**Entries shown**
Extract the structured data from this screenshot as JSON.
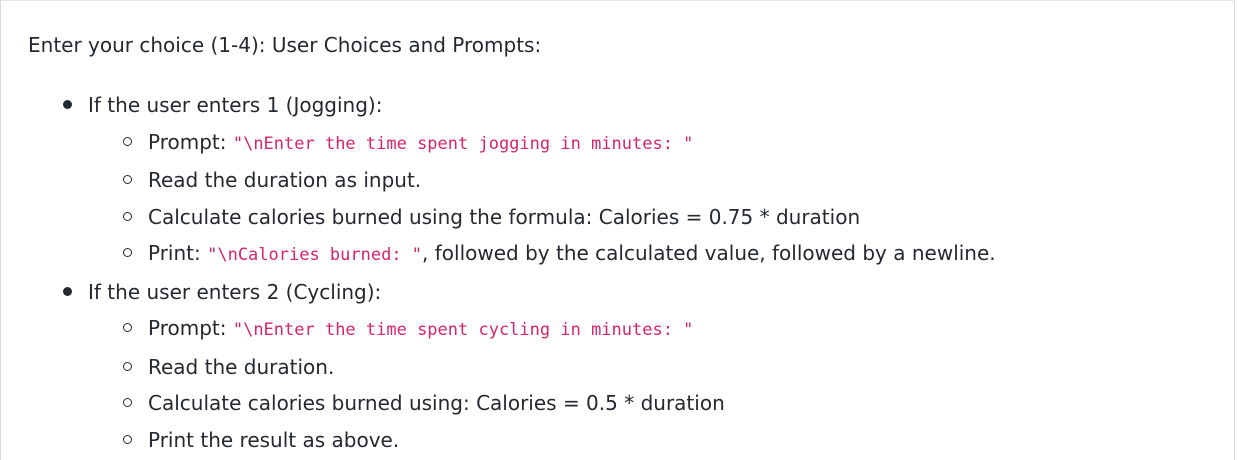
{
  "intro": "Enter your choice (1-4): User Choices and Prompts:",
  "items": [
    {
      "label": "If the user enters 1 (Jogging):",
      "subitems": {
        "prompt_prefix": "Prompt: ",
        "prompt_code": "\"\\nEnter the time spent jogging in minutes: \"",
        "read": "Read the duration as input.",
        "calc": "Calculate calories burned using the formula: Calories = 0.75 * duration",
        "print_prefix": "Print: ",
        "print_code": "\"\\nCalories burned: \"",
        "print_suffix": ", followed by the calculated value, followed by a newline."
      }
    },
    {
      "label": "If the user enters 2 (Cycling):",
      "subitems": {
        "prompt_prefix": "Prompt: ",
        "prompt_code": "\"\\nEnter the time spent cycling in minutes: \"",
        "read": "Read the duration.",
        "calc": "Calculate calories burned using: Calories = 0.5 * duration",
        "print": "Print the result as above."
      }
    }
  ],
  "colors": {
    "text": "#24292f",
    "code": "#d6246e"
  }
}
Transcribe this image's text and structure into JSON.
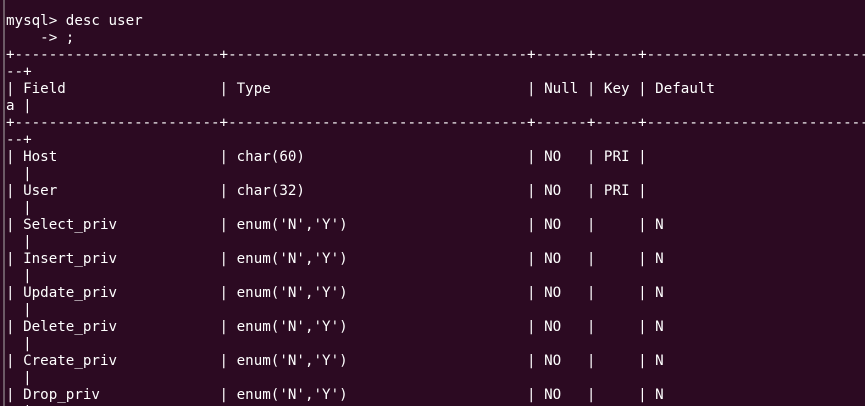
{
  "terminal": {
    "lines": [
      "mysql> desc user",
      "    -> ;",
      "+------------------------+-----------------------------------+------+-----+---------------------------",
      "--+",
      "| Field                  | Type                              | Null | Key | Default",
      "a |",
      "+------------------------+-----------------------------------+------+-----+---------------------------",
      "--+",
      "| Host                   | char(60)                          | NO   | PRI |",
      "  |",
      "| User                   | char(32)                          | NO   | PRI |",
      "  |",
      "| Select_priv            | enum('N','Y')                     | NO   |     | N",
      "  |",
      "| Insert_priv            | enum('N','Y')                     | NO   |     | N",
      "  |",
      "| Update_priv            | enum('N','Y')                     | NO   |     | N",
      "  |",
      "| Delete_priv            | enum('N','Y')                     | NO   |     | N",
      "  |",
      "| Create_priv            | enum('N','Y')                     | NO   |     | N",
      "  |",
      "| Drop_priv              | enum('N','Y')                     | NO   |     | N",
      "  |"
    ]
  },
  "colors": {
    "background": "#2c0a22",
    "text": "#ffffff",
    "border": "#6c5a66"
  }
}
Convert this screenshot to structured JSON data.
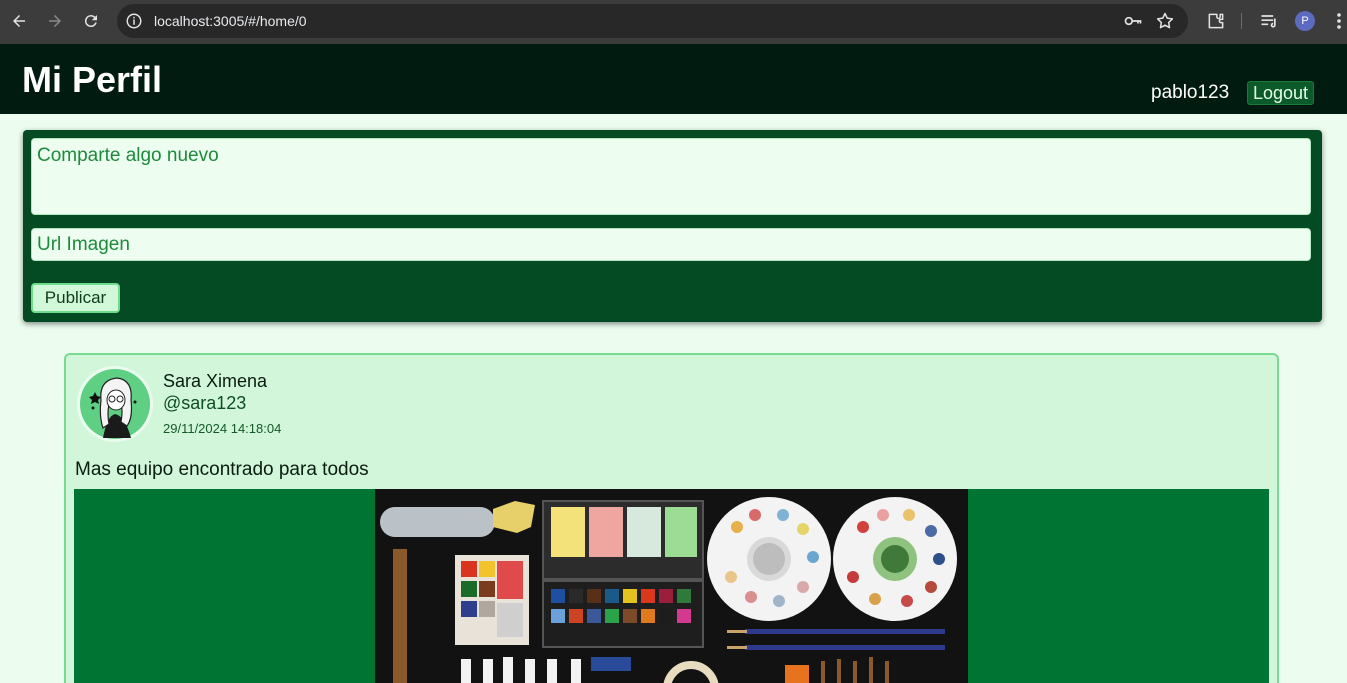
{
  "browser": {
    "url": "localhost:3005/#/home/0",
    "profile_initial": "P",
    "icons": [
      "back-icon",
      "forward-icon",
      "reload-icon",
      "site-info-icon",
      "key-icon",
      "star-icon",
      "extensions-icon",
      "reading-list-icon",
      "more-vert-icon"
    ]
  },
  "header": {
    "title": "Mi Perfil",
    "username": "pablo123",
    "logout_label": "Logout"
  },
  "composer": {
    "text_placeholder": "Comparte algo nuevo",
    "url_placeholder": "Url Imagen",
    "publish_label": "Publicar"
  },
  "post": {
    "author_name": "Sara Ximena",
    "author_handle": "@sara123",
    "timestamp": "29/11/2024 14:18:04",
    "text": "Mas equipo encontrado para todos",
    "image_alt": "watercolor-supplies-photo"
  },
  "colors": {
    "header_bg": "#011b10",
    "composer_bg": "#044a22",
    "page_bg": "#ecfdf0",
    "card_bg": "#d1f6d9",
    "media_bg": "#007432",
    "accent": "#1e8a3b"
  }
}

**Exercise directions**
Transcribe each line above verbatim, with the pictures left out.

**Worked answer**
Extract the structured data from this screenshot as JSON.
{
  "intro": "Enter your choice (1-4): User Choices and Prompts:",
  "items": [
    {
      "label": "If the user enters 1 (Jogging):",
      "subitems": {
        "prompt_prefix": "Prompt: ",
        "prompt_code": "\"\\nEnter the time spent jogging in minutes: \"",
        "read": "Read the duration as input.",
        "calc": "Calculate calories burned using the formula: Calories = 0.75 * duration",
        "print_prefix": "Print: ",
        "print_code": "\"\\nCalories burned: \"",
        "print_suffix": ", followed by the calculated value, followed by a newline."
      }
    },
    {
      "label": "If the user enters 2 (Cycling):",
      "subitems": {
        "prompt_prefix": "Prompt: ",
        "prompt_code": "\"\\nEnter the time spent cycling in minutes: \"",
        "read": "Read the duration.",
        "calc": "Calculate calories burned using: Calories = 0.5 * duration",
        "print": "Print the result as above."
      }
    }
  ],
  "colors": {
    "text": "#24292f",
    "code": "#d6246e"
  }
}
Transcribe this image's text and structure into JSON.
{
  "terminal": {
    "lines": [
      "mysql> desc user",
      "    -> ;",
      "+------------------------+-----------------------------------+------+-----+---------------------------",
      "--+",
      "| Field                  | Type                              | Null | Key | Default",
      "a |",
      "+------------------------+-----------------------------------+------+-----+---------------------------",
      "--+",
      "| Host                   | char(60)                          | NO   | PRI |",
      "  |",
      "| User                   | char(32)                          | NO   | PRI |",
      "  |",
      "| Select_priv            | enum('N','Y')                     | NO   |     | N",
      "  |",
      "| Insert_priv            | enum('N','Y')                     | NO   |     | N",
      "  |",
      "| Update_priv            | enum('N','Y')                     | NO   |     | N",
      "  |",
      "| Delete_priv            | enum('N','Y')                     | NO   |     | N",
      "  |",
      "| Create_priv            | enum('N','Y')                     | NO   |     | N",
      "  |",
      "| Drop_priv              | enum('N','Y')                     | NO   |     | N",
      "  |"
    ]
  },
  "colors": {
    "background": "#2c0a22",
    "text": "#ffffff",
    "border": "#6c5a66"
  }
}
Convert this screenshot to structured JSON data.
{
  "browser": {
    "url": "localhost:3005/#/home/0",
    "profile_initial": "P",
    "icons": [
      "back-icon",
      "forward-icon",
      "reload-icon",
      "site-info-icon",
      "key-icon",
      "star-icon",
      "extensions-icon",
      "reading-list-icon",
      "more-vert-icon"
    ]
  },
  "header": {
    "title": "Mi Perfil",
    "username": "pablo123",
    "logout_label": "Logout"
  },
  "composer": {
    "text_placeholder": "Comparte algo nuevo",
    "url_placeholder": "Url Imagen",
    "publish_label": "Publicar"
  },
  "post": {
    "author_name": "Sara Ximena",
    "author_handle": "@sara123",
    "timestamp": "29/11/2024 14:18:04",
    "text": "Mas equipo encontrado para todos",
    "image_alt": "watercolor-supplies-photo"
  },
  "colors": {
    "header_bg": "#011b10",
    "composer_bg": "#044a22",
    "page_bg": "#ecfdf0",
    "card_bg": "#d1f6d9",
    "media_bg": "#007432",
    "accent": "#1e8a3b"
  }
}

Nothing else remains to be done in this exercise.